-- RECORDS PROVIDED start --

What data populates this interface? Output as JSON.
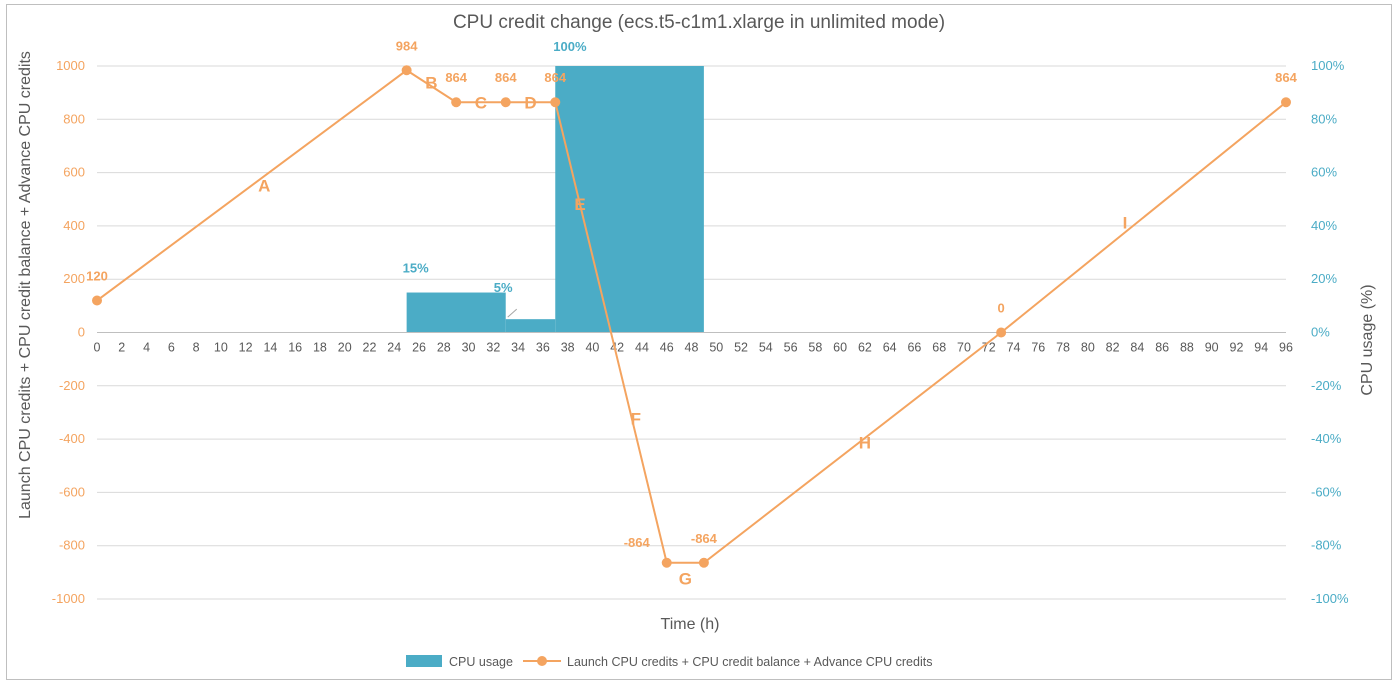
{
  "colors": {
    "line": "#f4a460",
    "bar": "#4bacc6",
    "grid": "#d9d9d9",
    "text": "#595959"
  },
  "chart_data": {
    "type": "bar+line",
    "title": "CPU credit change (ecs.t5-c1m1.xlarge in unlimited mode)",
    "xlabel": "Time (h)",
    "ylabel": "Launch CPU credits + CPU credit balance + Advance CPU credits",
    "y2label": "CPU usage (%)",
    "xlim": [
      0,
      96
    ],
    "x_ticks": [
      0,
      2,
      4,
      6,
      8,
      10,
      12,
      14,
      16,
      18,
      20,
      22,
      24,
      26,
      28,
      30,
      32,
      34,
      36,
      38,
      40,
      42,
      44,
      46,
      48,
      50,
      52,
      54,
      56,
      58,
      60,
      62,
      64,
      66,
      68,
      70,
      72,
      74,
      76,
      78,
      80,
      82,
      84,
      86,
      88,
      90,
      92,
      94,
      96
    ],
    "ylim": [
      -1000,
      1000
    ],
    "y_ticks": [
      -1000,
      -800,
      -600,
      -400,
      -200,
      0,
      200,
      400,
      600,
      800,
      1000
    ],
    "y2lim": [
      -100,
      100
    ],
    "y2_ticks": [
      "-100%",
      "-80%",
      "-60%",
      "-40%",
      "-20%",
      "0%",
      "20%",
      "40%",
      "60%",
      "80%",
      "100%"
    ],
    "grid": true,
    "legend_position": "bottom",
    "series": [
      {
        "name": "CPU usage",
        "kind": "bar",
        "axis": "right",
        "segments": [
          {
            "x_start": 25,
            "x_end": 33,
            "value": 15,
            "label": "15%"
          },
          {
            "x_start": 33,
            "x_end": 37,
            "value": 5,
            "label": "5%"
          },
          {
            "x_start": 37,
            "x_end": 49,
            "value": 100,
            "label": "100%"
          }
        ]
      },
      {
        "name": "Launch CPU credits + CPU credit balance + Advance CPU credits",
        "kind": "line",
        "axis": "left",
        "points": [
          {
            "x": 0,
            "y": 120,
            "label": "120"
          },
          {
            "x": 25,
            "y": 984,
            "label": "984"
          },
          {
            "x": 29,
            "y": 864,
            "label": "864"
          },
          {
            "x": 33,
            "y": 864,
            "label": "864"
          },
          {
            "x": 37,
            "y": 864,
            "label": "864"
          },
          {
            "x": 46,
            "y": -864,
            "label": "-864"
          },
          {
            "x": 49,
            "y": -864,
            "label": "-864"
          },
          {
            "x": 73,
            "y": 0,
            "label": "0"
          },
          {
            "x": 96,
            "y": 864,
            "label": "864"
          }
        ]
      }
    ],
    "segment_labels": [
      {
        "text": "A",
        "x": 13.5,
        "y": 530
      },
      {
        "text": "B",
        "x": 27,
        "y": 915
      },
      {
        "text": "C",
        "x": 31,
        "y": 840
      },
      {
        "text": "D",
        "x": 35,
        "y": 840
      },
      {
        "text": "E",
        "x": 39,
        "y": 460
      },
      {
        "text": "F",
        "x": 43.5,
        "y": -345
      },
      {
        "text": "G",
        "x": 47.5,
        "y": -945
      },
      {
        "text": "H",
        "x": 62,
        "y": -435
      },
      {
        "text": "I",
        "x": 83,
        "y": 390
      }
    ]
  }
}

-- RECORDS PROVIDED end --

Working from the material above, transcribe it exactly while omitting pictures.

■ **SOLVED PROBLEM**
What data populates this interface? Output as JSON.
{
  "colors": {
    "line": "#f4a460",
    "bar": "#4bacc6",
    "grid": "#d9d9d9",
    "text": "#595959"
  },
  "chart_data": {
    "type": "bar+line",
    "title": "CPU credit change (ecs.t5-c1m1.xlarge in unlimited mode)",
    "xlabel": "Time (h)",
    "ylabel": "Launch CPU credits + CPU credit balance + Advance CPU credits",
    "y2label": "CPU usage (%)",
    "xlim": [
      0,
      96
    ],
    "x_ticks": [
      0,
      2,
      4,
      6,
      8,
      10,
      12,
      14,
      16,
      18,
      20,
      22,
      24,
      26,
      28,
      30,
      32,
      34,
      36,
      38,
      40,
      42,
      44,
      46,
      48,
      50,
      52,
      54,
      56,
      58,
      60,
      62,
      64,
      66,
      68,
      70,
      72,
      74,
      76,
      78,
      80,
      82,
      84,
      86,
      88,
      90,
      92,
      94,
      96
    ],
    "ylim": [
      -1000,
      1000
    ],
    "y_ticks": [
      -1000,
      -800,
      -600,
      -400,
      -200,
      0,
      200,
      400,
      600,
      800,
      1000
    ],
    "y2lim": [
      -100,
      100
    ],
    "y2_ticks": [
      "-100%",
      "-80%",
      "-60%",
      "-40%",
      "-20%",
      "0%",
      "20%",
      "40%",
      "60%",
      "80%",
      "100%"
    ],
    "grid": true,
    "legend_position": "bottom",
    "series": [
      {
        "name": "CPU usage",
        "kind": "bar",
        "axis": "right",
        "segments": [
          {
            "x_start": 25,
            "x_end": 33,
            "value": 15,
            "label": "15%"
          },
          {
            "x_start": 33,
            "x_end": 37,
            "value": 5,
            "label": "5%"
          },
          {
            "x_start": 37,
            "x_end": 49,
            "value": 100,
            "label": "100%"
          }
        ]
      },
      {
        "name": "Launch CPU credits + CPU credit balance + Advance CPU credits",
        "kind": "line",
        "axis": "left",
        "points": [
          {
            "x": 0,
            "y": 120,
            "label": "120"
          },
          {
            "x": 25,
            "y": 984,
            "label": "984"
          },
          {
            "x": 29,
            "y": 864,
            "label": "864"
          },
          {
            "x": 33,
            "y": 864,
            "label": "864"
          },
          {
            "x": 37,
            "y": 864,
            "label": "864"
          },
          {
            "x": 46,
            "y": -864,
            "label": "-864"
          },
          {
            "x": 49,
            "y": -864,
            "label": "-864"
          },
          {
            "x": 73,
            "y": 0,
            "label": "0"
          },
          {
            "x": 96,
            "y": 864,
            "label": "864"
          }
        ]
      }
    ],
    "segment_labels": [
      {
        "text": "A",
        "x": 13.5,
        "y": 530
      },
      {
        "text": "B",
        "x": 27,
        "y": 915
      },
      {
        "text": "C",
        "x": 31,
        "y": 840
      },
      {
        "text": "D",
        "x": 35,
        "y": 840
      },
      {
        "text": "E",
        "x": 39,
        "y": 460
      },
      {
        "text": "F",
        "x": 43.5,
        "y": -345
      },
      {
        "text": "G",
        "x": 47.5,
        "y": -945
      },
      {
        "text": "H",
        "x": 62,
        "y": -435
      },
      {
        "text": "I",
        "x": 83,
        "y": 390
      }
    ]
  }
}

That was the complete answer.